Start of DATA SHOWN

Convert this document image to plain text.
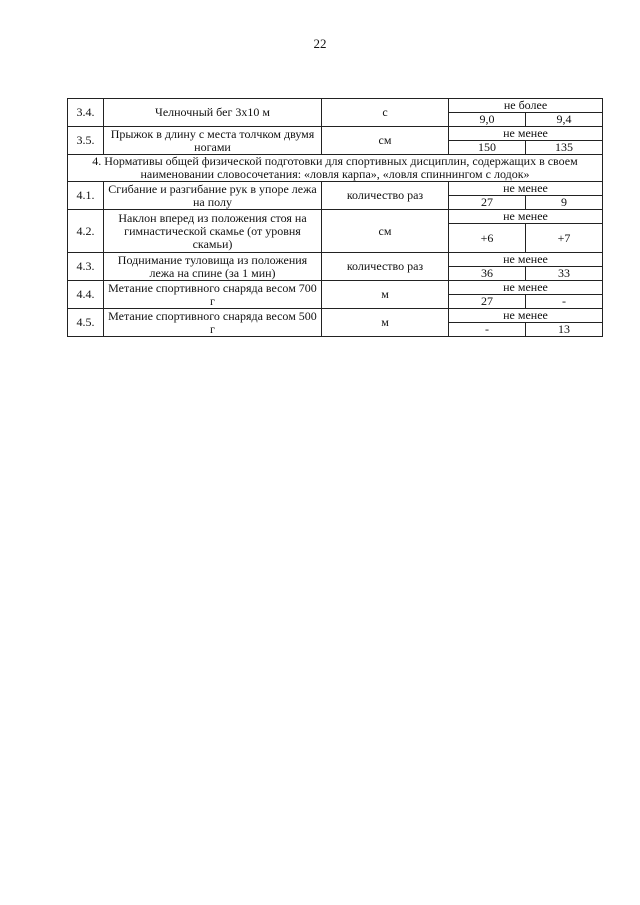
22
3.4.	Челночный бег 3x10 м	с	не более	
			9,0	9,4
3.5.	Прыжок в длину с места толчком двумя ногами	см	не менее	
			150	135
4. Нормативы общей физической подготовки для спортивных дисциплин, содержащих в своем наименовании словосочетания: «ловля карпа», «ловля спиннингом с лодок»				
4.1.	Сгибание и разгибание рук в упоре лежа на полу	количество раз	не менее	
			27	9
4.2.	Наклон вперед из положения стоя на гимнастической скамье (от уровня скамьи)	см	не менее	
			+6	+7
4.3.	Поднимание туловища из положения лежа на спине (за 1 мин)	количество раз	не менее	
			36	33
4.4.	Метание спортивного снаряда весом 700 г	м	не менее	
			27	-
4.5.	Метание спортивного снаряда весом 500 г	м	не менее	
			-	13
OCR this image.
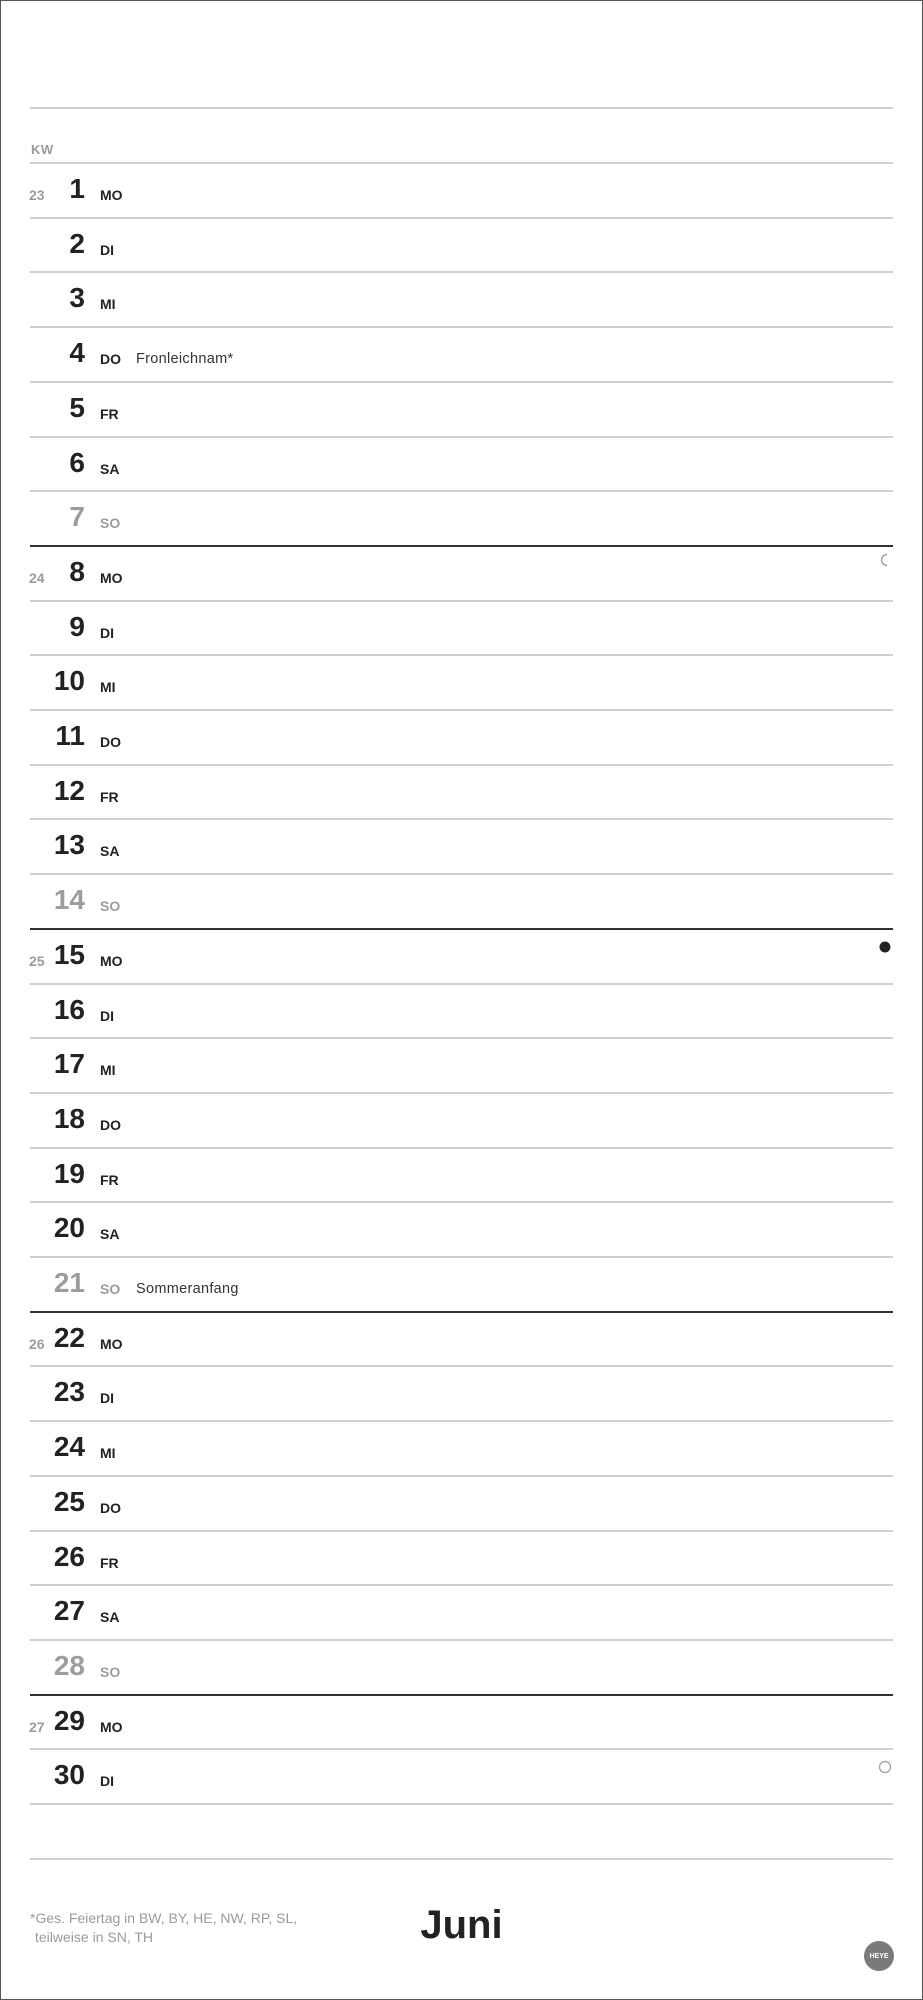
KW
23 1 MO
2 DI
3 MI
4 DO Fronleichnam*
5 FR
6 SA
7 SO
24 8 MO
9 DI
10 MI
11 DO
12 FR
13 SA
14 SO
25 15 MO
16 DI
17 MI
18 DO
19 FR
20 SA
21 SO Sommeranfang
26 22 MO
23 DI
24 MI
25 DO
26 FR
27 SA
28 SO
27 29 MO
30 DI
*Ges. Feiertag in BW, BY, HE, NW, RP, SL,
teilweise in SN, TH	Juni
HEYE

End of DATA SHOWN

AIM OF THE TASK: Give back the entries verbatim. Do not include any picture.

RESULT BELOW:
Convert this document image to plain text.
22
3.4.	Челночный бег 3x10 м	с	не более	
			9,0	9,4
3.5.	Прыжок в длину с места толчком двумя ногами	см	не менее	
			150	135
4. Нормативы общей физической подготовки для спортивных дисциплин, содержащих в своем наименовании словосочетания: «ловля карпа», «ловля спиннингом с лодок»				
4.1.	Сгибание и разгибание рук в упоре лежа на полу	количество раз	не менее	
			27	9
4.2.	Наклон вперед из положения стоя на гимнастической скамье (от уровня скамьи)	см	не менее	
			+6	+7
4.3.	Поднимание туловища из положения лежа на спине (за 1 мин)	количество раз	не менее	
			36	33
4.4.	Метание спортивного снаряда весом 700 г	м	не менее	
			27	-
4.5.	Метание спортивного снаряда весом 500 г	м	не менее	
			-	13
OCR this image.
KW
23 1 MO
2 DI
3 MI
4 DO Fronleichnam*
5 FR
6 SA
7 SO
24 8 MO
9 DI
10 MI
11 DO
12 FR
13 SA
14 SO
25 15 MO
16 DI
17 MI
18 DO
19 FR
20 SA
21 SO Sommeranfang
26 22 MO
23 DI
24 MI
25 DO
26 FR
27 SA
28 SO
27 29 MO
30 DI
*Ges. Feiertag in BW, BY, HE, NW, RP, SL,
teilweise in SN, TH	Juni
HEYE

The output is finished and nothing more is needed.